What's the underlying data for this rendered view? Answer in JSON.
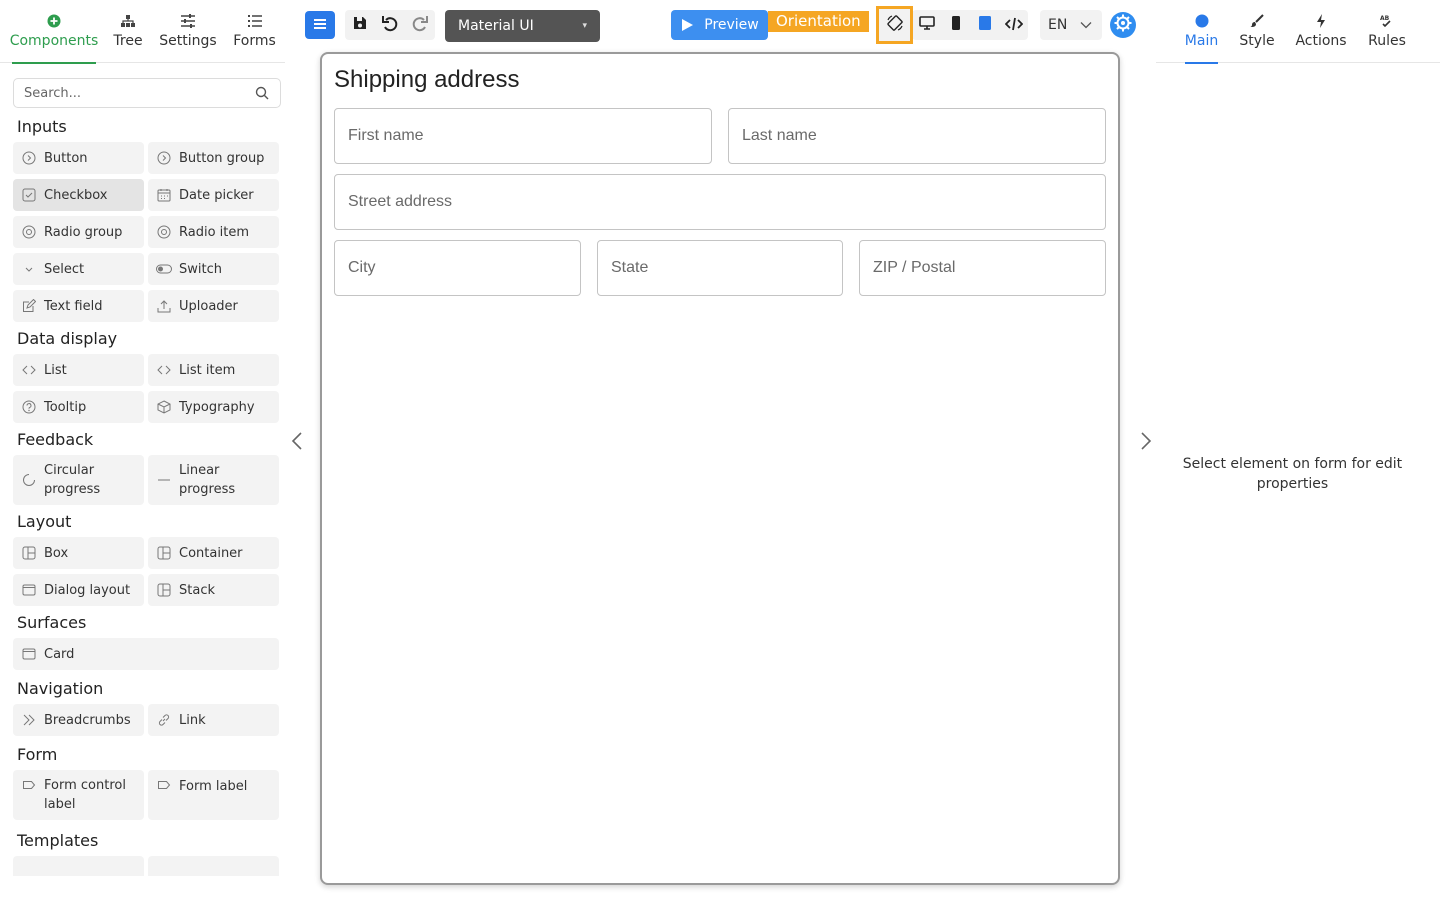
{
  "left_panel": {
    "tabs": [
      {
        "label": "Components",
        "icon": "plus-circle-icon",
        "active": true
      },
      {
        "label": "Tree",
        "icon": "tree-icon",
        "active": false
      },
      {
        "label": "Settings",
        "icon": "sliders-icon",
        "active": false
      },
      {
        "label": "Forms",
        "icon": "list-icon",
        "active": false
      }
    ],
    "search": {
      "placeholder": "Search..."
    },
    "sections": [
      {
        "title": "Inputs",
        "items": [
          {
            "label": "Button",
            "icon": "button-icon"
          },
          {
            "label": "Button group",
            "icon": "button-group-icon"
          },
          {
            "label": "Checkbox",
            "icon": "checkbox-icon",
            "selected": true
          },
          {
            "label": "Date picker",
            "icon": "calendar-icon"
          },
          {
            "label": "Radio group",
            "icon": "radio-icon"
          },
          {
            "label": "Radio item",
            "icon": "radio-icon"
          },
          {
            "label": "Select",
            "icon": "chevron-down-icon"
          },
          {
            "label": "Switch",
            "icon": "toggle-icon"
          },
          {
            "label": "Text field",
            "icon": "edit-icon"
          },
          {
            "label": "Uploader",
            "icon": "upload-icon"
          }
        ]
      },
      {
        "title": "Data display",
        "items": [
          {
            "label": "List",
            "icon": "code-icon"
          },
          {
            "label": "List item",
            "icon": "code-icon"
          },
          {
            "label": "Tooltip",
            "icon": "question-icon"
          },
          {
            "label": "Typography",
            "icon": "cube-icon"
          }
        ]
      },
      {
        "title": "Feedback",
        "items": [
          {
            "label": "Circular progress",
            "icon": "circular-progress-icon"
          },
          {
            "label": "Linear progress",
            "icon": "linear-progress-icon"
          }
        ]
      },
      {
        "title": "Layout",
        "items": [
          {
            "label": "Box",
            "icon": "layout-icon"
          },
          {
            "label": "Container",
            "icon": "layout-icon"
          },
          {
            "label": "Dialog layout",
            "icon": "window-icon"
          },
          {
            "label": "Stack",
            "icon": "layout-icon"
          }
        ]
      },
      {
        "title": "Surfaces",
        "items": [
          {
            "label": "Card",
            "icon": "window-icon"
          }
        ]
      },
      {
        "title": "Navigation",
        "items": [
          {
            "label": "Breadcrumbs",
            "icon": "double-chevron-icon"
          },
          {
            "label": "Link",
            "icon": "link-icon"
          }
        ]
      },
      {
        "title": "Form",
        "items": [
          {
            "label": "Form control label",
            "icon": "tag-icon"
          },
          {
            "label": "Form label",
            "icon": "tag-icon"
          }
        ]
      },
      {
        "title": "Templates",
        "items": []
      }
    ]
  },
  "toolbar": {
    "library": "Material UI",
    "preview_label": "Preview",
    "orientation_label": "Orientation",
    "language": "EN",
    "accent": "#2979e8",
    "highlight": "#f5a623"
  },
  "form": {
    "title": "Shipping address",
    "fields": {
      "first_name": "First name",
      "last_name": "Last name",
      "street": "Street address",
      "city": "City",
      "state": "State",
      "zip": "ZIP / Postal"
    }
  },
  "right_panel": {
    "tabs": [
      {
        "label": "Main",
        "icon": "dot-icon",
        "active": true
      },
      {
        "label": "Style",
        "icon": "brush-icon",
        "active": false
      },
      {
        "label": "Actions",
        "icon": "bolt-icon",
        "active": false
      },
      {
        "label": "Rules",
        "icon": "spellcheck-icon",
        "active": false
      }
    ],
    "empty_message": "Select element on form for edit properties"
  }
}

## YOUR INSTRUCTIONS
Repeat each entry above word for word, leaving every picture out.

## ANSWER FOR THIS EXERCISE
What's the underlying data for this rendered view? Answer in JSON.
{
  "left_panel": {
    "tabs": [
      {
        "label": "Components",
        "icon": "plus-circle-icon",
        "active": true
      },
      {
        "label": "Tree",
        "icon": "tree-icon",
        "active": false
      },
      {
        "label": "Settings",
        "icon": "sliders-icon",
        "active": false
      },
      {
        "label": "Forms",
        "icon": "list-icon",
        "active": false
      }
    ],
    "search": {
      "placeholder": "Search..."
    },
    "sections": [
      {
        "title": "Inputs",
        "items": [
          {
            "label": "Button",
            "icon": "button-icon"
          },
          {
            "label": "Button group",
            "icon": "button-group-icon"
          },
          {
            "label": "Checkbox",
            "icon": "checkbox-icon",
            "selected": true
          },
          {
            "label": "Date picker",
            "icon": "calendar-icon"
          },
          {
            "label": "Radio group",
            "icon": "radio-icon"
          },
          {
            "label": "Radio item",
            "icon": "radio-icon"
          },
          {
            "label": "Select",
            "icon": "chevron-down-icon"
          },
          {
            "label": "Switch",
            "icon": "toggle-icon"
          },
          {
            "label": "Text field",
            "icon": "edit-icon"
          },
          {
            "label": "Uploader",
            "icon": "upload-icon"
          }
        ]
      },
      {
        "title": "Data display",
        "items": [
          {
            "label": "List",
            "icon": "code-icon"
          },
          {
            "label": "List item",
            "icon": "code-icon"
          },
          {
            "label": "Tooltip",
            "icon": "question-icon"
          },
          {
            "label": "Typography",
            "icon": "cube-icon"
          }
        ]
      },
      {
        "title": "Feedback",
        "items": [
          {
            "label": "Circular progress",
            "icon": "circular-progress-icon"
          },
          {
            "label": "Linear progress",
            "icon": "linear-progress-icon"
          }
        ]
      },
      {
        "title": "Layout",
        "items": [
          {
            "label": "Box",
            "icon": "layout-icon"
          },
          {
            "label": "Container",
            "icon": "layout-icon"
          },
          {
            "label": "Dialog layout",
            "icon": "window-icon"
          },
          {
            "label": "Stack",
            "icon": "layout-icon"
          }
        ]
      },
      {
        "title": "Surfaces",
        "items": [
          {
            "label": "Card",
            "icon": "window-icon"
          }
        ]
      },
      {
        "title": "Navigation",
        "items": [
          {
            "label": "Breadcrumbs",
            "icon": "double-chevron-icon"
          },
          {
            "label": "Link",
            "icon": "link-icon"
          }
        ]
      },
      {
        "title": "Form",
        "items": [
          {
            "label": "Form control label",
            "icon": "tag-icon"
          },
          {
            "label": "Form label",
            "icon": "tag-icon"
          }
        ]
      },
      {
        "title": "Templates",
        "items": []
      }
    ]
  },
  "toolbar": {
    "library": "Material UI",
    "preview_label": "Preview",
    "orientation_label": "Orientation",
    "language": "EN",
    "accent": "#2979e8",
    "highlight": "#f5a623"
  },
  "form": {
    "title": "Shipping address",
    "fields": {
      "first_name": "First name",
      "last_name": "Last name",
      "street": "Street address",
      "city": "City",
      "state": "State",
      "zip": "ZIP / Postal"
    }
  },
  "right_panel": {
    "tabs": [
      {
        "label": "Main",
        "icon": "dot-icon",
        "active": true
      },
      {
        "label": "Style",
        "icon": "brush-icon",
        "active": false
      },
      {
        "label": "Actions",
        "icon": "bolt-icon",
        "active": false
      },
      {
        "label": "Rules",
        "icon": "spellcheck-icon",
        "active": false
      }
    ],
    "empty_message": "Select element on form for edit properties"
  }
}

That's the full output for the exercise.